::: STORED DATA
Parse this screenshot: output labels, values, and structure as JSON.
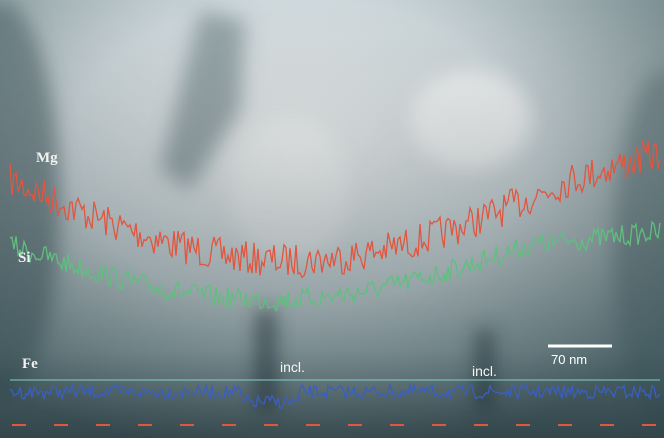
{
  "labels": {
    "mg": "Mg",
    "si": "Si",
    "fe": "Fe"
  },
  "inclusions": [
    "incl.",
    "incl."
  ],
  "scale_bar": "70 nm"
}
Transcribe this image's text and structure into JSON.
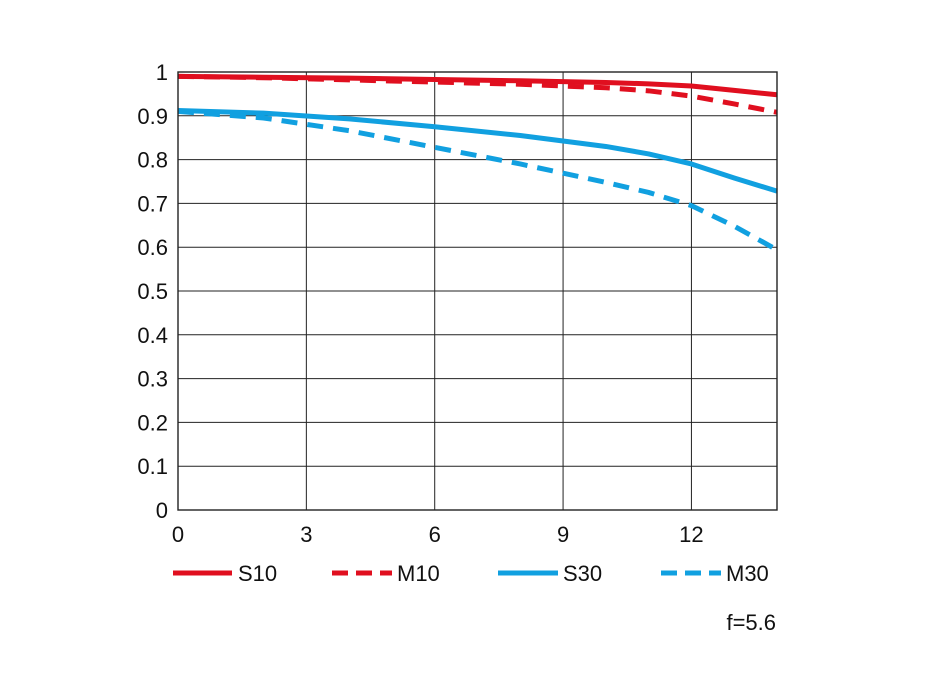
{
  "chart_data": {
    "type": "line",
    "title": "",
    "xlabel": "",
    "ylabel": "",
    "xlim": [
      0,
      14
    ],
    "ylim": [
      0,
      1
    ],
    "x_ticks": [
      0,
      3,
      6,
      9,
      12
    ],
    "x_tick_labels": [
      "0",
      "3",
      "6",
      "9",
      "12"
    ],
    "y_ticks": [
      0,
      0.1,
      0.2,
      0.3,
      0.4,
      0.5,
      0.6,
      0.7,
      0.8,
      0.9,
      1
    ],
    "y_tick_labels": [
      "0",
      "0.1",
      "0.2",
      "0.3",
      "0.4",
      "0.5",
      "0.6",
      "0.7",
      "0.8",
      "0.9",
      "1"
    ],
    "grid": true,
    "legend_position": "bottom",
    "annotation": "f=5.6",
    "series": [
      {
        "name": "S10",
        "color": "#e00f1f",
        "dash": "solid",
        "x": [
          0,
          2,
          4,
          6,
          8,
          10,
          11,
          12,
          13,
          14
        ],
        "y": [
          0.99,
          0.988,
          0.986,
          0.983,
          0.98,
          0.976,
          0.973,
          0.968,
          0.958,
          0.948
        ]
      },
      {
        "name": "M10",
        "color": "#e00f1f",
        "dash": "dashed",
        "x": [
          0,
          2,
          4,
          6,
          8,
          10,
          11,
          12,
          13,
          14
        ],
        "y": [
          0.99,
          0.987,
          0.982,
          0.977,
          0.972,
          0.964,
          0.957,
          0.945,
          0.927,
          0.908
        ]
      },
      {
        "name": "S30",
        "color": "#11a0e0",
        "dash": "solid",
        "x": [
          0,
          2,
          4,
          6,
          8,
          10,
          11,
          12,
          13,
          14
        ],
        "y": [
          0.912,
          0.906,
          0.893,
          0.875,
          0.855,
          0.83,
          0.813,
          0.79,
          0.758,
          0.728
        ]
      },
      {
        "name": "M30",
        "color": "#11a0e0",
        "dash": "dashed",
        "x": [
          0,
          2,
          4,
          6,
          8,
          10,
          11,
          12,
          13,
          14
        ],
        "y": [
          0.91,
          0.895,
          0.866,
          0.828,
          0.79,
          0.748,
          0.725,
          0.695,
          0.648,
          0.594
        ]
      }
    ]
  }
}
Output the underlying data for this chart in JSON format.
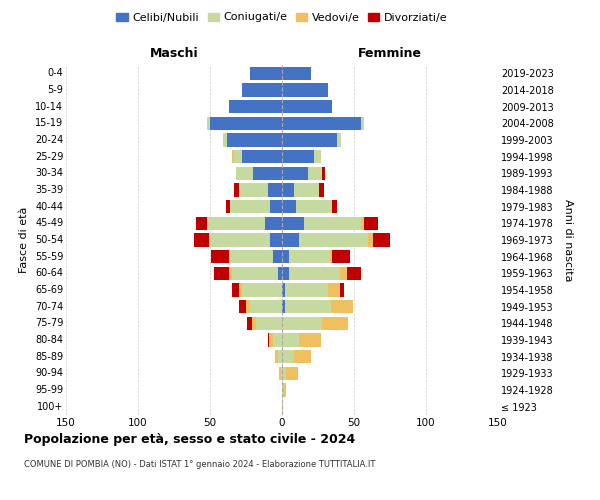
{
  "age_groups": [
    "100+",
    "95-99",
    "90-94",
    "85-89",
    "80-84",
    "75-79",
    "70-74",
    "65-69",
    "60-64",
    "55-59",
    "50-54",
    "45-49",
    "40-44",
    "35-39",
    "30-34",
    "25-29",
    "20-24",
    "15-19",
    "10-14",
    "5-9",
    "0-4"
  ],
  "birth_years": [
    "≤ 1923",
    "1924-1928",
    "1929-1933",
    "1934-1938",
    "1939-1943",
    "1944-1948",
    "1949-1953",
    "1954-1958",
    "1959-1963",
    "1964-1968",
    "1969-1973",
    "1974-1978",
    "1979-1983",
    "1984-1988",
    "1989-1993",
    "1994-1998",
    "1999-2003",
    "2004-2008",
    "2009-2013",
    "2014-2018",
    "2019-2023"
  ],
  "male_celibi": [
    0,
    0,
    0,
    0,
    0,
    0,
    0,
    0,
    3,
    6,
    8,
    12,
    8,
    10,
    20,
    28,
    38,
    50,
    37,
    28,
    22
  ],
  "male_coniugati": [
    0,
    0,
    1,
    3,
    6,
    18,
    22,
    28,
    32,
    30,
    42,
    40,
    28,
    20,
    12,
    5,
    3,
    2,
    0,
    0,
    0
  ],
  "male_vedovi": [
    0,
    0,
    1,
    2,
    3,
    3,
    3,
    2,
    2,
    1,
    1,
    0,
    0,
    0,
    0,
    2,
    0,
    0,
    0,
    0,
    0
  ],
  "male_divorziati": [
    0,
    0,
    0,
    0,
    1,
    3,
    5,
    5,
    10,
    12,
    10,
    8,
    3,
    3,
    0,
    0,
    0,
    0,
    0,
    0,
    0
  ],
  "female_celibi": [
    0,
    0,
    0,
    0,
    0,
    0,
    2,
    2,
    5,
    5,
    12,
    15,
    10,
    8,
    18,
    22,
    38,
    55,
    35,
    32,
    20
  ],
  "female_coniugati": [
    0,
    1,
    3,
    8,
    12,
    28,
    32,
    30,
    35,
    28,
    48,
    40,
    25,
    18,
    10,
    5,
    3,
    2,
    0,
    0,
    0
  ],
  "female_vedovi": [
    1,
    2,
    8,
    12,
    15,
    18,
    15,
    8,
    5,
    2,
    3,
    2,
    0,
    0,
    0,
    0,
    0,
    0,
    0,
    0,
    0
  ],
  "female_divorziati": [
    0,
    0,
    0,
    0,
    0,
    0,
    0,
    3,
    10,
    12,
    12,
    10,
    3,
    3,
    2,
    0,
    0,
    0,
    0,
    0,
    0
  ],
  "color_celibi": "#4472c4",
  "color_coniugati": "#c5d9a0",
  "color_vedovi": "#f0c060",
  "color_divorziati": "#c00000",
  "title_bold": "Popolazione per età, sesso e stato civile - 2024",
  "subtitle": "COMUNE DI POMBIA (NO) - Dati ISTAT 1° gennaio 2024 - Elaborazione TUTTITALIA.IT",
  "xlabel_left": "Maschi",
  "xlabel_right": "Femmine",
  "ylabel_left": "Fasce di età",
  "ylabel_right": "Anni di nascita",
  "xlim": 150,
  "background_color": "#ffffff",
  "legend_labels": [
    "Celibi/Nubili",
    "Coniugati/e",
    "Vedovi/e",
    "Divorziati/e"
  ]
}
::::::
- **PROBLEM DESCRIPTION**: With the pictures omitted, reproduce the records in full and exactly.

- **EXERCISE ANSWER**:
Parse this screenshot: output labels, values, and structure as JSON.
{
  "labels": {
    "mg": "Mg",
    "si": "Si",
    "fe": "Fe"
  },
  "inclusions": [
    "incl.",
    "incl."
  ],
  "scale_bar": "70 nm"
}
Transcribe this image's text and structure into JSON.
{
  "chart_data": {
    "type": "line",
    "title": "",
    "xlabel": "",
    "ylabel": "",
    "xlim": [
      0,
      14
    ],
    "ylim": [
      0,
      1
    ],
    "x_ticks": [
      0,
      3,
      6,
      9,
      12
    ],
    "x_tick_labels": [
      "0",
      "3",
      "6",
      "9",
      "12"
    ],
    "y_ticks": [
      0,
      0.1,
      0.2,
      0.3,
      0.4,
      0.5,
      0.6,
      0.7,
      0.8,
      0.9,
      1
    ],
    "y_tick_labels": [
      "0",
      "0.1",
      "0.2",
      "0.3",
      "0.4",
      "0.5",
      "0.6",
      "0.7",
      "0.8",
      "0.9",
      "1"
    ],
    "grid": true,
    "legend_position": "bottom",
    "annotation": "f=5.6",
    "series": [
      {
        "name": "S10",
        "color": "#e00f1f",
        "dash": "solid",
        "x": [
          0,
          2,
          4,
          6,
          8,
          10,
          11,
          12,
          13,
          14
        ],
        "y": [
          0.99,
          0.988,
          0.986,
          0.983,
          0.98,
          0.976,
          0.973,
          0.968,
          0.958,
          0.948
        ]
      },
      {
        "name": "M10",
        "color": "#e00f1f",
        "dash": "dashed",
        "x": [
          0,
          2,
          4,
          6,
          8,
          10,
          11,
          12,
          13,
          14
        ],
        "y": [
          0.99,
          0.987,
          0.982,
          0.977,
          0.972,
          0.964,
          0.957,
          0.945,
          0.927,
          0.908
        ]
      },
      {
        "name": "S30",
        "color": "#11a0e0",
        "dash": "solid",
        "x": [
          0,
          2,
          4,
          6,
          8,
          10,
          11,
          12,
          13,
          14
        ],
        "y": [
          0.912,
          0.906,
          0.893,
          0.875,
          0.855,
          0.83,
          0.813,
          0.79,
          0.758,
          0.728
        ]
      },
      {
        "name": "M30",
        "color": "#11a0e0",
        "dash": "dashed",
        "x": [
          0,
          2,
          4,
          6,
          8,
          10,
          11,
          12,
          13,
          14
        ],
        "y": [
          0.91,
          0.895,
          0.866,
          0.828,
          0.79,
          0.748,
          0.725,
          0.695,
          0.648,
          0.594
        ]
      }
    ]
  }
}
Output the underlying data for this chart in JSON format.
{
  "age_groups": [
    "100+",
    "95-99",
    "90-94",
    "85-89",
    "80-84",
    "75-79",
    "70-74",
    "65-69",
    "60-64",
    "55-59",
    "50-54",
    "45-49",
    "40-44",
    "35-39",
    "30-34",
    "25-29",
    "20-24",
    "15-19",
    "10-14",
    "5-9",
    "0-4"
  ],
  "birth_years": [
    "≤ 1923",
    "1924-1928",
    "1929-1933",
    "1934-1938",
    "1939-1943",
    "1944-1948",
    "1949-1953",
    "1954-1958",
    "1959-1963",
    "1964-1968",
    "1969-1973",
    "1974-1978",
    "1979-1983",
    "1984-1988",
    "1989-1993",
    "1994-1998",
    "1999-2003",
    "2004-2008",
    "2009-2013",
    "2014-2018",
    "2019-2023"
  ],
  "male_celibi": [
    0,
    0,
    0,
    0,
    0,
    0,
    0,
    0,
    3,
    6,
    8,
    12,
    8,
    10,
    20,
    28,
    38,
    50,
    37,
    28,
    22
  ],
  "male_coniugati": [
    0,
    0,
    1,
    3,
    6,
    18,
    22,
    28,
    32,
    30,
    42,
    40,
    28,
    20,
    12,
    5,
    3,
    2,
    0,
    0,
    0
  ],
  "male_vedovi": [
    0,
    0,
    1,
    2,
    3,
    3,
    3,
    2,
    2,
    1,
    1,
    0,
    0,
    0,
    0,
    2,
    0,
    0,
    0,
    0,
    0
  ],
  "male_divorziati": [
    0,
    0,
    0,
    0,
    1,
    3,
    5,
    5,
    10,
    12,
    10,
    8,
    3,
    3,
    0,
    0,
    0,
    0,
    0,
    0,
    0
  ],
  "female_celibi": [
    0,
    0,
    0,
    0,
    0,
    0,
    2,
    2,
    5,
    5,
    12,
    15,
    10,
    8,
    18,
    22,
    38,
    55,
    35,
    32,
    20
  ],
  "female_coniugati": [
    0,
    1,
    3,
    8,
    12,
    28,
    32,
    30,
    35,
    28,
    48,
    40,
    25,
    18,
    10,
    5,
    3,
    2,
    0,
    0,
    0
  ],
  "female_vedovi": [
    1,
    2,
    8,
    12,
    15,
    18,
    15,
    8,
    5,
    2,
    3,
    2,
    0,
    0,
    0,
    0,
    0,
    0,
    0,
    0,
    0
  ],
  "female_divorziati": [
    0,
    0,
    0,
    0,
    0,
    0,
    0,
    3,
    10,
    12,
    12,
    10,
    3,
    3,
    2,
    0,
    0,
    0,
    0,
    0,
    0
  ],
  "color_celibi": "#4472c4",
  "color_coniugati": "#c5d9a0",
  "color_vedovi": "#f0c060",
  "color_divorziati": "#c00000",
  "title_bold": "Popolazione per età, sesso e stato civile - 2024",
  "subtitle": "COMUNE DI POMBIA (NO) - Dati ISTAT 1° gennaio 2024 - Elaborazione TUTTITALIA.IT",
  "xlabel_left": "Maschi",
  "xlabel_right": "Femmine",
  "ylabel_left": "Fasce di età",
  "ylabel_right": "Anni di nascita",
  "xlim": 150,
  "background_color": "#ffffff",
  "legend_labels": [
    "Celibi/Nubili",
    "Coniugati/e",
    "Vedovi/e",
    "Divorziati/e"
  ]
}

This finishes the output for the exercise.